What is expected:
Return all lines that include the string "asset".

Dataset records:
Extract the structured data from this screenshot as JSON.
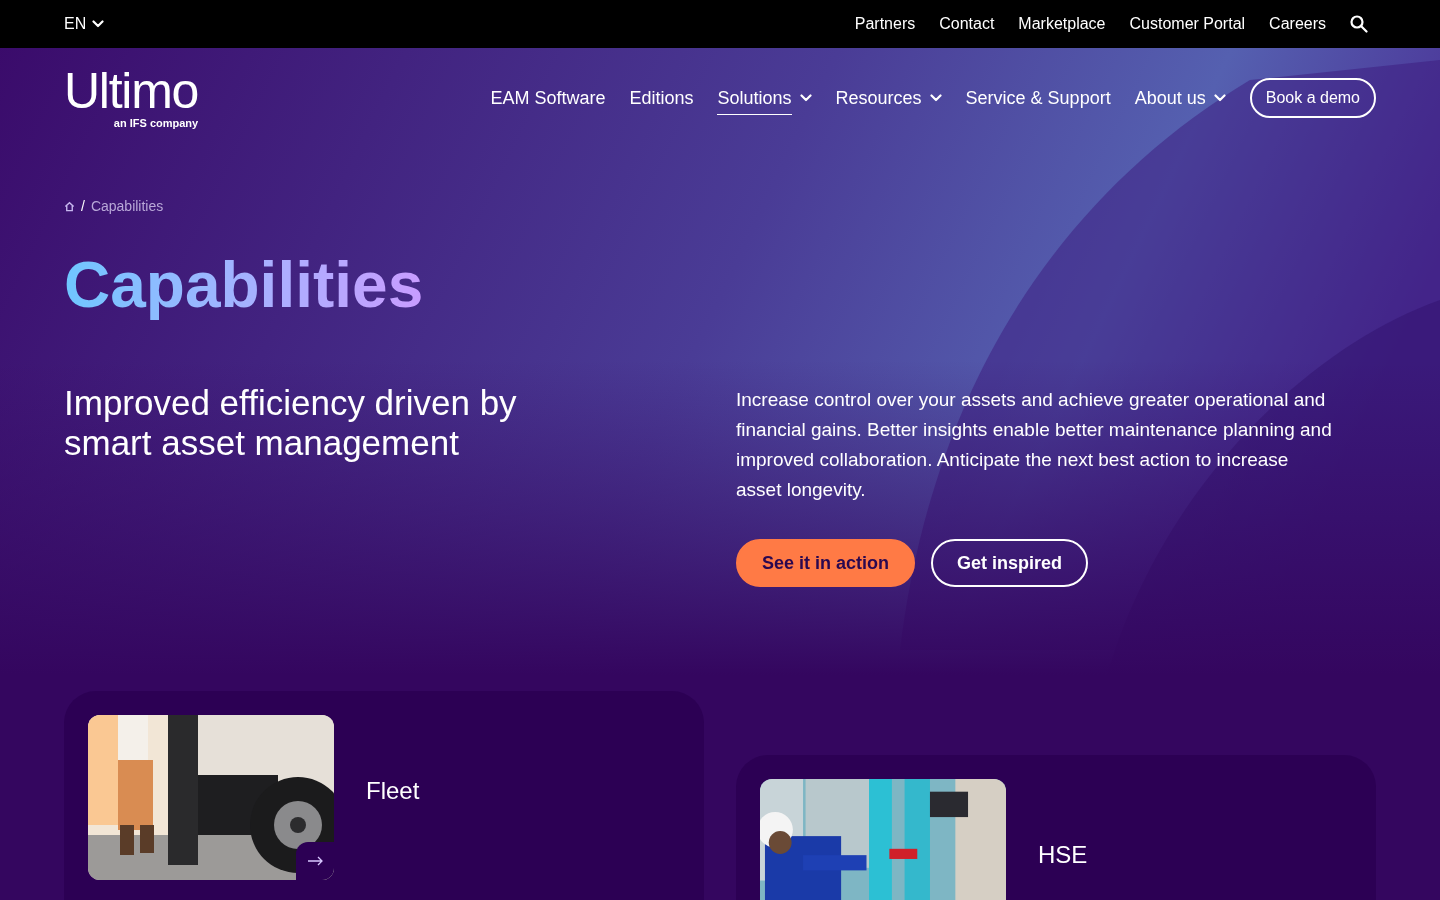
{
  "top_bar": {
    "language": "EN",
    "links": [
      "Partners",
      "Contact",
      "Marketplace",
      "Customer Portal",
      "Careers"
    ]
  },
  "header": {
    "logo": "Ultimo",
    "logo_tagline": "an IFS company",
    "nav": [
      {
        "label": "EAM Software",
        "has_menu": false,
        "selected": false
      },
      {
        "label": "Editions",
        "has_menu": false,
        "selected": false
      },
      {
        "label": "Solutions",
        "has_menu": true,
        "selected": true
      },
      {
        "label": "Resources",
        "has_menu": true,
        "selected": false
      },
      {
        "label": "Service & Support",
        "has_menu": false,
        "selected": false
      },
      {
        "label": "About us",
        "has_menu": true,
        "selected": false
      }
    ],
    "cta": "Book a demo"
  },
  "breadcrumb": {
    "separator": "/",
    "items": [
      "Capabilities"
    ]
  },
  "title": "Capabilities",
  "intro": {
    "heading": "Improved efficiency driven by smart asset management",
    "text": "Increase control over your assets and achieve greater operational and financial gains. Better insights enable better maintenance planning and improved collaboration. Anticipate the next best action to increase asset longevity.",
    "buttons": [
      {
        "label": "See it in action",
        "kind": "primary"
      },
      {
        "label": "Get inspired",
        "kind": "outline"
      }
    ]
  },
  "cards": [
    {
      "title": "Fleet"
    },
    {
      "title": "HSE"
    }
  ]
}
---
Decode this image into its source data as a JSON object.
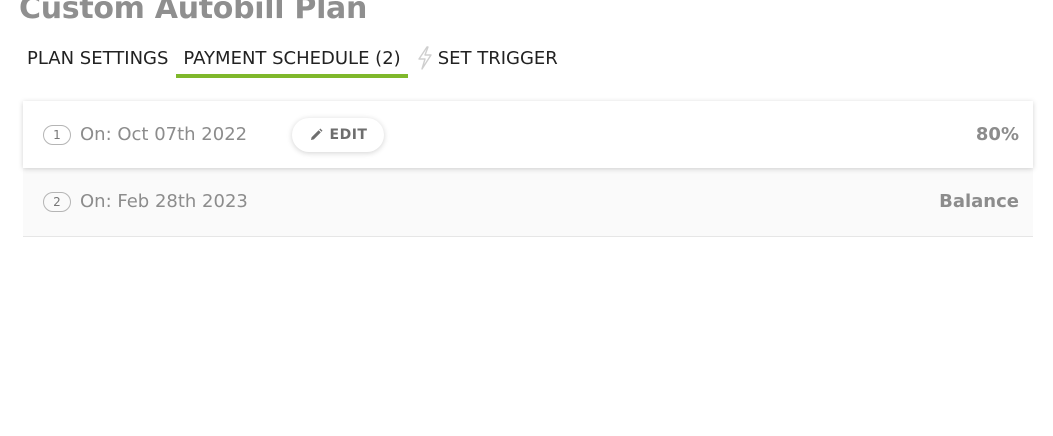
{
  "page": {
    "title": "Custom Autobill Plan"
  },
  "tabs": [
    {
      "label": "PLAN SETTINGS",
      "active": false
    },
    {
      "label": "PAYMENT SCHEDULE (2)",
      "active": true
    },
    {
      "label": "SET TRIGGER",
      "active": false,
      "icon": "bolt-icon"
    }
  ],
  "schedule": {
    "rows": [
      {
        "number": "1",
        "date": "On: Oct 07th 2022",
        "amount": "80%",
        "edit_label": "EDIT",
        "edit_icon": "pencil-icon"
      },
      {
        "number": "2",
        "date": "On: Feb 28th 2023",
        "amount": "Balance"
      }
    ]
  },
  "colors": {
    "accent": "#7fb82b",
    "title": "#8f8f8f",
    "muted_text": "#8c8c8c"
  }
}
* * *
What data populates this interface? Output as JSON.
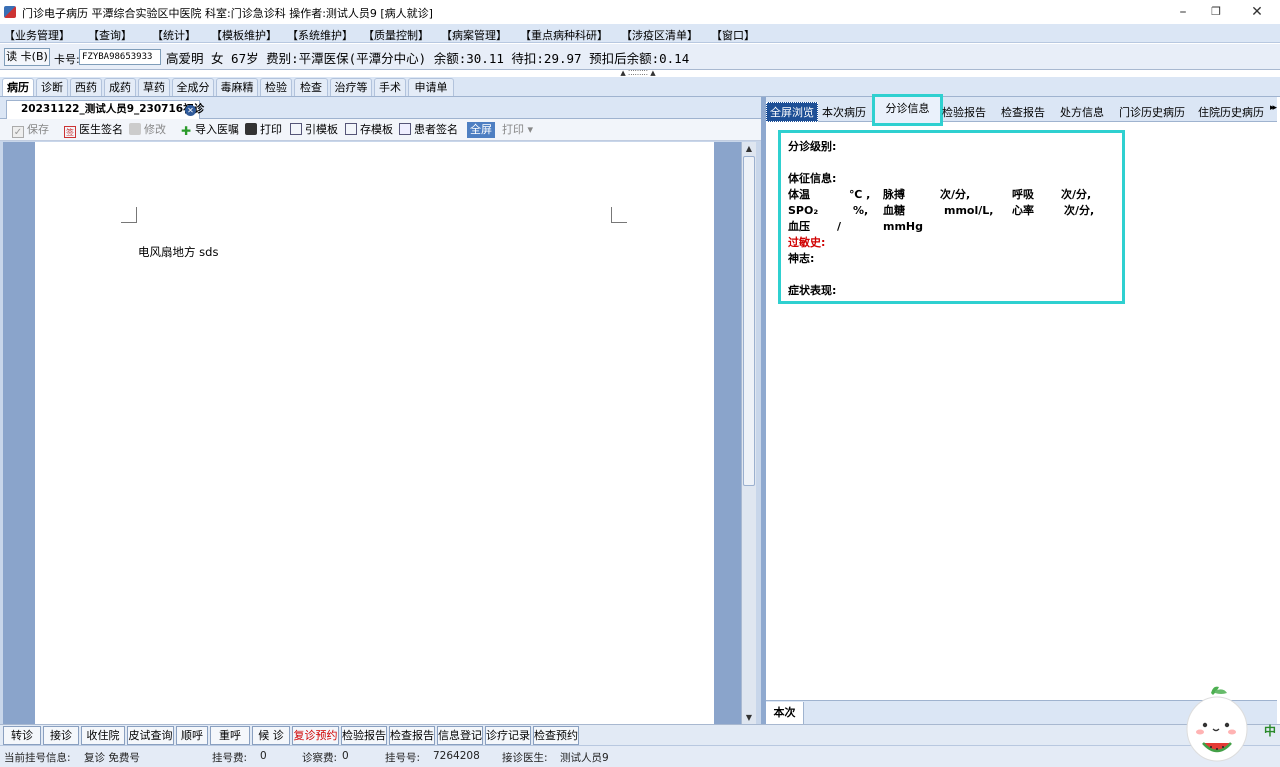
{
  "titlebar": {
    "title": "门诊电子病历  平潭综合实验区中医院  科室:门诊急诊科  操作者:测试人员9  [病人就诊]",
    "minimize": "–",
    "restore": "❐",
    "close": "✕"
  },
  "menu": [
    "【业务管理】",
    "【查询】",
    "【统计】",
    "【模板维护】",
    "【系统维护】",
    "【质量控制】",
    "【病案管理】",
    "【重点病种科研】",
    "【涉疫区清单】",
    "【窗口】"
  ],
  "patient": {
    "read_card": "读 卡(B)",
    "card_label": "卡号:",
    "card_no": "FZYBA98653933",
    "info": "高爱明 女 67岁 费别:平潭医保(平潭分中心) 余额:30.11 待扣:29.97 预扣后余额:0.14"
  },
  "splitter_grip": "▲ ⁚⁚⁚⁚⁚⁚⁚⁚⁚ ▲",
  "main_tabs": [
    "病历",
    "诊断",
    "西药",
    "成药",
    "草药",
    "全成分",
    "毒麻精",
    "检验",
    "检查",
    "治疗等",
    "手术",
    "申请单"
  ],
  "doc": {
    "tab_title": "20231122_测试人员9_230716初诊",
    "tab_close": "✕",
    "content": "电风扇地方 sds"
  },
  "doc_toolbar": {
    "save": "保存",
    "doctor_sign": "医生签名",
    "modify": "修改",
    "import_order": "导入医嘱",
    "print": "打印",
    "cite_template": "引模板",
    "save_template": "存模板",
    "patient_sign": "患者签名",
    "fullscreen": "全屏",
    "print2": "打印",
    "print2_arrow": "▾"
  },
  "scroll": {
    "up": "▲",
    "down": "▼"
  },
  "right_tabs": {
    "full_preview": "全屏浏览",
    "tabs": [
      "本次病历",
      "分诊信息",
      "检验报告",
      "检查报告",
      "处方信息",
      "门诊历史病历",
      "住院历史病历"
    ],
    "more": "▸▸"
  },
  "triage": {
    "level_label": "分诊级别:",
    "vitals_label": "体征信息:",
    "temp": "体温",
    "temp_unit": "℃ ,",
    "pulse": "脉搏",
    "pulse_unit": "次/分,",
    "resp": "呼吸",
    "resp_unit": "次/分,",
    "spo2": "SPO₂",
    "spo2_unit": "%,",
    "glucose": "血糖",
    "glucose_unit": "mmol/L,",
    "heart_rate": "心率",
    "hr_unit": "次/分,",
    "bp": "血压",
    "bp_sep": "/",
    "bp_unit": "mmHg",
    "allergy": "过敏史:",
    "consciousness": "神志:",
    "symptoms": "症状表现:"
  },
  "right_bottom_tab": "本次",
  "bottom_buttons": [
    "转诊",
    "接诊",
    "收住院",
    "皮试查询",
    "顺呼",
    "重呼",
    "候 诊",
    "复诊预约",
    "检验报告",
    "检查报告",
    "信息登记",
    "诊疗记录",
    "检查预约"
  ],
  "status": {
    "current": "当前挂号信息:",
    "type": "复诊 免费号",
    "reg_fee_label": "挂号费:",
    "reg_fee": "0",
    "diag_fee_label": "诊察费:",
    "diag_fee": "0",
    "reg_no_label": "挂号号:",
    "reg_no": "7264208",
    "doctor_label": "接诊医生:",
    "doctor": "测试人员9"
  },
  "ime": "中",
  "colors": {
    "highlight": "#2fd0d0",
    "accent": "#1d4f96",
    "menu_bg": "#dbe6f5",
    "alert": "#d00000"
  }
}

The output:
    "heading": "Improved efficiency driven by smart asset management",
    "text": "Increase control over your assets and achieve greater operational and financial gains. Better insights enable better maintenance planning and improved collaboration. Anticipate the next best action to increase asset longevity.",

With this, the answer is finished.